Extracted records
· · · · · · ·

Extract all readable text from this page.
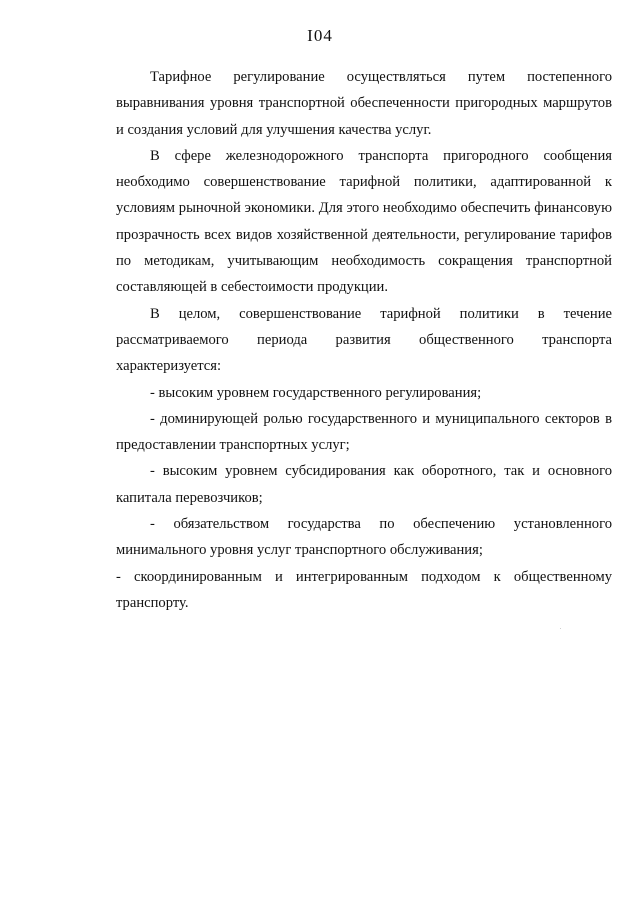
I04

Тарифное регулирование осуществляться путем постепенного выравнивания уровня транспортной обеспеченности пригородных маршрутов и создания условий для улучшения качества услуг.

В сфере железнодорожного транспорта пригородного сообщения необходимо совершенствование тарифной политики, адаптированной к условиям рыночной экономики. Для этого необходимо обеспечить финансовую прозрачность всех видов хозяйственной деятельности, регулирование тарифов по методикам, учитывающим необходимость сокращения транспортной составляющей в себестоимости продукции.

В целом, совершенствование тарифной политики в течение рассматриваемого периода развития общественного транспорта характеризуется:

- высоким уровнем государственного регулирования;

- доминирующей ролью государственного и муниципального секторов в предоставлении транспортных услуг;

- высоким уровнем субсидирования как оборотного, так и основного капитала перевозчиков;

- обязательством государства по обеспечению установленного минимального уровня услуг транспортного обслуживания;

- скоординированным и интегрированным подходом к общественному транспорту.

· · · · · · ·

Task requirements:
Copy out each record shown above without alteration, skipping any picture.

Exercise answer:
Extract all readable text from this page.
I04

Тарифное регулирование осуществляться путем постепенного выравнивания уровня транспортной обеспеченности пригородных маршрутов и создания условий для улучшения качества услуг.

В сфере железнодорожного транспорта пригородного сообщения необходимо совершенствование тарифной политики, адаптированной к условиям рыночной экономики. Для этого необходимо обеспечить финансовую прозрачность всех видов хозяйственной деятельности, регулирование тарифов по методикам, учитывающим необходимость сокращения транспортной составляющей в себестоимости продукции.

В целом, совершенствование тарифной политики в течение рассматриваемого периода развития общественного транспорта характеризуется:

- высоким уровнем государственного регулирования;

- доминирующей ролью государственного и муниципального секторов в предоставлении транспортных услуг;

- высоким уровнем субсидирования как оборотного, так и основного капитала перевозчиков;

- обязательством государства по обеспечению установленного минимального уровня услуг транспортного обслуживания;

- скоординированным и интегрированным подходом к общественному транспорту.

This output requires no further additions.